Set problem – Copy every line in which the string "儒林外史" occurs.

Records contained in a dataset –
....................

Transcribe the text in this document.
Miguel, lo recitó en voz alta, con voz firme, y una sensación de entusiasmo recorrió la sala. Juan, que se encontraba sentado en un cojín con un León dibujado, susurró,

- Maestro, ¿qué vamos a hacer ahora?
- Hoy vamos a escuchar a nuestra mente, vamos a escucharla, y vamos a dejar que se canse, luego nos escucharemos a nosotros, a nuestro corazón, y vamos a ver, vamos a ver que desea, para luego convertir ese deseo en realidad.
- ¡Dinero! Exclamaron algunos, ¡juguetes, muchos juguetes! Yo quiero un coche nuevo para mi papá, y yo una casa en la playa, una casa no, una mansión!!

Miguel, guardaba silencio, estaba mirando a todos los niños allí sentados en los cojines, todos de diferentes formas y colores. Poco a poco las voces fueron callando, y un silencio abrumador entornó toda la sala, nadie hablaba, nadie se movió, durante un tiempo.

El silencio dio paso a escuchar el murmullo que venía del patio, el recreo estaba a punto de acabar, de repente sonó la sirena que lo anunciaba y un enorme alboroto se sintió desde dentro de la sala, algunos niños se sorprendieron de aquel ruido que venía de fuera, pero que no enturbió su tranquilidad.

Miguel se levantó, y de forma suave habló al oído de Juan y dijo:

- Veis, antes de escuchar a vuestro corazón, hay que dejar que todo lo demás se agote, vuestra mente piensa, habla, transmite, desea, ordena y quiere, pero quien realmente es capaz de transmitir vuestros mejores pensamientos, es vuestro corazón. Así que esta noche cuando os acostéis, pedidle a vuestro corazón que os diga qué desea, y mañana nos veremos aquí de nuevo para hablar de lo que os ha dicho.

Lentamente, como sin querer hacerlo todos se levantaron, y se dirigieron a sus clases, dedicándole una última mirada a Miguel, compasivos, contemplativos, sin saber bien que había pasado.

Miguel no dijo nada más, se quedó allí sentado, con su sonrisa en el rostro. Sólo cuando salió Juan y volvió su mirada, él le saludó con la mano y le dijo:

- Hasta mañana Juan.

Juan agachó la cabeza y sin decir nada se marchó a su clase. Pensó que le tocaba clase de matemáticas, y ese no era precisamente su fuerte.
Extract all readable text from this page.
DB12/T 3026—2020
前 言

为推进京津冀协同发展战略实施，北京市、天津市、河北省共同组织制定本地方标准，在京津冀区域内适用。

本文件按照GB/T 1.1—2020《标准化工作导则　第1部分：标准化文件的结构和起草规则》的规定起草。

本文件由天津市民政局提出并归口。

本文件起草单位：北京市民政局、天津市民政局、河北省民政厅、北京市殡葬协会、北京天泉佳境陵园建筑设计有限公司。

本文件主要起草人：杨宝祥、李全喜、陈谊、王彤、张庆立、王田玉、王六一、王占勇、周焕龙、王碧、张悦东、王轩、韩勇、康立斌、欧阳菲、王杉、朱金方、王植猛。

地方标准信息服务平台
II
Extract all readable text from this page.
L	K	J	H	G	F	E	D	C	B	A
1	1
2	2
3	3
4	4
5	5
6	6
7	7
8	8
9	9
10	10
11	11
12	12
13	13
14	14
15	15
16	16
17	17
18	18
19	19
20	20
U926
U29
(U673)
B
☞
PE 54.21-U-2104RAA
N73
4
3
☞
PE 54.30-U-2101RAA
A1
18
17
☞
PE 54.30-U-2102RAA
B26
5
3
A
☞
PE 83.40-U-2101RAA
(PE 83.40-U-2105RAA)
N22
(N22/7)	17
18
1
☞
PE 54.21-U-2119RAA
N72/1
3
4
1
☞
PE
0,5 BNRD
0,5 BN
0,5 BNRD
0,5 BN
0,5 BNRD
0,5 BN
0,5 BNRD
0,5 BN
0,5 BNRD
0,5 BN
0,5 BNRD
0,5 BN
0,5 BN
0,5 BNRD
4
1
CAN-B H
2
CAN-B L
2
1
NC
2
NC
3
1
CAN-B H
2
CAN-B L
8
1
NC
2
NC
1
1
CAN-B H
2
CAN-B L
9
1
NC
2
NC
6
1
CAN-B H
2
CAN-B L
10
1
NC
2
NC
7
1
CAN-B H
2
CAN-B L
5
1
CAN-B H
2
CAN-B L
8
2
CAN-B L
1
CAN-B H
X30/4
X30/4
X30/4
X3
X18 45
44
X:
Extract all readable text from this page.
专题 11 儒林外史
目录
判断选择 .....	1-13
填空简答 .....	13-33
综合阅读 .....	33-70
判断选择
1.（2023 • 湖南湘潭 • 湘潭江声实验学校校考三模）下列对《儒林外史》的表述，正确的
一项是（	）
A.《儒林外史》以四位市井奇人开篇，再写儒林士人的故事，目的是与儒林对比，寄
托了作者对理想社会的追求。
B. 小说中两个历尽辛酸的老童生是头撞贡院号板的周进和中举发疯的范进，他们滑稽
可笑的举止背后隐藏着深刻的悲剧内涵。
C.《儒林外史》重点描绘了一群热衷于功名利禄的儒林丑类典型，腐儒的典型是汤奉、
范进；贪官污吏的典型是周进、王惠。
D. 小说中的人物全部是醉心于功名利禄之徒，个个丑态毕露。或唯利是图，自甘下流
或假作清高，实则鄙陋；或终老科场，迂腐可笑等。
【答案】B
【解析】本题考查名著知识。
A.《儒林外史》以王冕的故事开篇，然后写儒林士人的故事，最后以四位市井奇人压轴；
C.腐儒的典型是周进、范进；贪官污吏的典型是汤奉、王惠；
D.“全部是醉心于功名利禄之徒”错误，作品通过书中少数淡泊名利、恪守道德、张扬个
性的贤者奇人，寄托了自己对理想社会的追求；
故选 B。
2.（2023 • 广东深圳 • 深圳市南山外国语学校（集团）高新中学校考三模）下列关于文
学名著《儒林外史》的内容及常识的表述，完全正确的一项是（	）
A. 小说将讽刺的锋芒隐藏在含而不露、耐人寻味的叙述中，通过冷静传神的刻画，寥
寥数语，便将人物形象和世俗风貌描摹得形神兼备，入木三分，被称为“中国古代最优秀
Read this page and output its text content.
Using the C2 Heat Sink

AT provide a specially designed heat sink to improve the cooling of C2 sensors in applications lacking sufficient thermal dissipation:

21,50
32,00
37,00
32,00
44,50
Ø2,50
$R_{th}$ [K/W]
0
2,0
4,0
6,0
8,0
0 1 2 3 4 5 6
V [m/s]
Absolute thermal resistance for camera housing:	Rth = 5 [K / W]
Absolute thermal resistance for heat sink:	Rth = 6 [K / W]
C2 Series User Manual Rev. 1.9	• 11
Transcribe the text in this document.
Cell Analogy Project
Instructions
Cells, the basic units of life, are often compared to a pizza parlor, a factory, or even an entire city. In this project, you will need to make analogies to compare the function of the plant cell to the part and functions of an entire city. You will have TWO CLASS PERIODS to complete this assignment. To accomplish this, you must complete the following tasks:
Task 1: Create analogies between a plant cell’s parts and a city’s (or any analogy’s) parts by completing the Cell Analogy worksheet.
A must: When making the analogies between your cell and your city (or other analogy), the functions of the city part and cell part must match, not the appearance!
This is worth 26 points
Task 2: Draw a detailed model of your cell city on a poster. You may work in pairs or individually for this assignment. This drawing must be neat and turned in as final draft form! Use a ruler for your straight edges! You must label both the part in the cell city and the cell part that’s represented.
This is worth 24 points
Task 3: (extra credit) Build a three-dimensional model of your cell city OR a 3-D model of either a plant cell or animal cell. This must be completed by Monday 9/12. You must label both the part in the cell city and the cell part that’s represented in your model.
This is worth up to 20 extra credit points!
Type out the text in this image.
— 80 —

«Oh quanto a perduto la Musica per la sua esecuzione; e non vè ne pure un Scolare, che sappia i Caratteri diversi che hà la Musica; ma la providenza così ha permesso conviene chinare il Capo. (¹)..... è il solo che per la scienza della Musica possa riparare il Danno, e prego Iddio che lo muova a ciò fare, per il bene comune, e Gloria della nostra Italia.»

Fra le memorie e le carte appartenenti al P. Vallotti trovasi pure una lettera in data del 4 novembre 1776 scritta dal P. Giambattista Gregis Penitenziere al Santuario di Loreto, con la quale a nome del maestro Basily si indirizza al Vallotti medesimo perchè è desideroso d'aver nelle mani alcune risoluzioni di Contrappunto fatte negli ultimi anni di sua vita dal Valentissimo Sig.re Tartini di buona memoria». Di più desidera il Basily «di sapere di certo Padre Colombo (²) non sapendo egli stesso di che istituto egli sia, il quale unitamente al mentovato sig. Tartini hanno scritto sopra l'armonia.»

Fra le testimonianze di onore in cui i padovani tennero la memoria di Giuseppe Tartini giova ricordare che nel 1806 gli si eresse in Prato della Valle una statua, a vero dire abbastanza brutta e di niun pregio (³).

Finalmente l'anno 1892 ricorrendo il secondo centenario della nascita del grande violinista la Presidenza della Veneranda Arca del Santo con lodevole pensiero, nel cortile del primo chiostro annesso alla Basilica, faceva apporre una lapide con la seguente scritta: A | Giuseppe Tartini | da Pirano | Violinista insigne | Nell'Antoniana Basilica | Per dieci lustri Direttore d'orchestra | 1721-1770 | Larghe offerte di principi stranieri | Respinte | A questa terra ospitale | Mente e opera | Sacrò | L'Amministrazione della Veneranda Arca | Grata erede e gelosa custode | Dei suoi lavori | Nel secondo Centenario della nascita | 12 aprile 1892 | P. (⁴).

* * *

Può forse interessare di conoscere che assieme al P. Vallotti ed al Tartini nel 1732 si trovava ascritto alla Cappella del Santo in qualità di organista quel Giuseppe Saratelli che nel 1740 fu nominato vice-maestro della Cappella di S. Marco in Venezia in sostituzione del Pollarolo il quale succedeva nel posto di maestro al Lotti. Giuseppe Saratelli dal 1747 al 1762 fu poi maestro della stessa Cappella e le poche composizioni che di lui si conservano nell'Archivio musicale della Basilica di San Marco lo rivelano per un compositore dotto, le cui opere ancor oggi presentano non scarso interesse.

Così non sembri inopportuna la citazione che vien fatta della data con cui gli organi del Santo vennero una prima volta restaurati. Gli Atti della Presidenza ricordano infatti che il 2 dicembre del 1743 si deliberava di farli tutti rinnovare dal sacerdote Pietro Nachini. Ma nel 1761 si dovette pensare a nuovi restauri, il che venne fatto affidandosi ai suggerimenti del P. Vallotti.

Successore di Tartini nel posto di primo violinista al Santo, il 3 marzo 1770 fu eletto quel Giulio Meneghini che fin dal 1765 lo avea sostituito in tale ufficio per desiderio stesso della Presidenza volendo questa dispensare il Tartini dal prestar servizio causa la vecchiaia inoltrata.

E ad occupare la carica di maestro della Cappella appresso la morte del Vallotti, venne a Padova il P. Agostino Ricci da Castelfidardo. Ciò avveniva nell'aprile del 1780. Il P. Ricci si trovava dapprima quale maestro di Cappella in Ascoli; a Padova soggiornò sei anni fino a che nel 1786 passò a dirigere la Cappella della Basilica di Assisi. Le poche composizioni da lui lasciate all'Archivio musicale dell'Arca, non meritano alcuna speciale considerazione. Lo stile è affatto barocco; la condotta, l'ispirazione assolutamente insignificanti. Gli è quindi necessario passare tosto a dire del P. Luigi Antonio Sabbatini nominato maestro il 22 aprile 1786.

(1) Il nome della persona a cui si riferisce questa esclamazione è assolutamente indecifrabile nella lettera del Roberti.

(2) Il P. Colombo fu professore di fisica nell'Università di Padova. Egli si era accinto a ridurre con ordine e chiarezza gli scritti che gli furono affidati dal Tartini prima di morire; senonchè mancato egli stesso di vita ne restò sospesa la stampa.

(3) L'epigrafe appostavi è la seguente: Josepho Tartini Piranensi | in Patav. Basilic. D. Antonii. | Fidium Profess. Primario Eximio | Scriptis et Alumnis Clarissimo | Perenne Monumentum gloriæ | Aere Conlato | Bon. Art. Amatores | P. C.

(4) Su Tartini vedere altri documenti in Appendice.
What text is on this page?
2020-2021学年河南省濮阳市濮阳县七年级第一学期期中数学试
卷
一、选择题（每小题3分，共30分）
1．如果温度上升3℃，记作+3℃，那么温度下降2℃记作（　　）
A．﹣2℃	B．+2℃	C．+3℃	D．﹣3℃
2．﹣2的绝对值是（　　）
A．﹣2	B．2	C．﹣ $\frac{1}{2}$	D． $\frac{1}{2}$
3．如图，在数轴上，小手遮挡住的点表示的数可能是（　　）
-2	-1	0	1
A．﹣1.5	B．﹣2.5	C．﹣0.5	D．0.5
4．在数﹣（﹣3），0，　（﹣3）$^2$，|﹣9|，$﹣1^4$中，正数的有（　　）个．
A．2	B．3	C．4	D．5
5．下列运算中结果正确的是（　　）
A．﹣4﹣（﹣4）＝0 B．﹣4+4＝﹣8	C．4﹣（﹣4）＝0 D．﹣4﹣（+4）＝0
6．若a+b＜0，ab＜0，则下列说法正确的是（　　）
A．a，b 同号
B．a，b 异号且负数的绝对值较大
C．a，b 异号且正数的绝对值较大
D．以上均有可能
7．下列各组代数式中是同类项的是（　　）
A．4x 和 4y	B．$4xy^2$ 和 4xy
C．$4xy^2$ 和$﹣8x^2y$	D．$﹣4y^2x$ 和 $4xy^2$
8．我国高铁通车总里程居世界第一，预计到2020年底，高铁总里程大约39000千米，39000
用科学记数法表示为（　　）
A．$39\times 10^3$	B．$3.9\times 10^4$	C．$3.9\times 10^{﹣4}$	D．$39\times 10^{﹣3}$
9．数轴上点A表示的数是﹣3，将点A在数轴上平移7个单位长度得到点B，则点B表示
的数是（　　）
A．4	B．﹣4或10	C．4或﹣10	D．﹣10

....................

Problem solution –
专题 11 儒林外史
1.（2023 • 湖南湘潭 • 湘潭江声实验学校校考三模）下列对《儒林外史》的表述，正确的
A.《儒林外史》以四位市井奇人开篇，再写儒林士人的故事，目的是与儒林对比，寄
C.《儒林外史》重点描绘了一群热衷于功名利禄的儒林丑类典型，腐儒的典型是汤奉、
A.《儒林外史》以王冕的故事开篇，然后写儒林士人的故事，最后以四位市井奇人压轴；
学名著《儒林外史》的内容及常识的表述，完全正确的一项是（	）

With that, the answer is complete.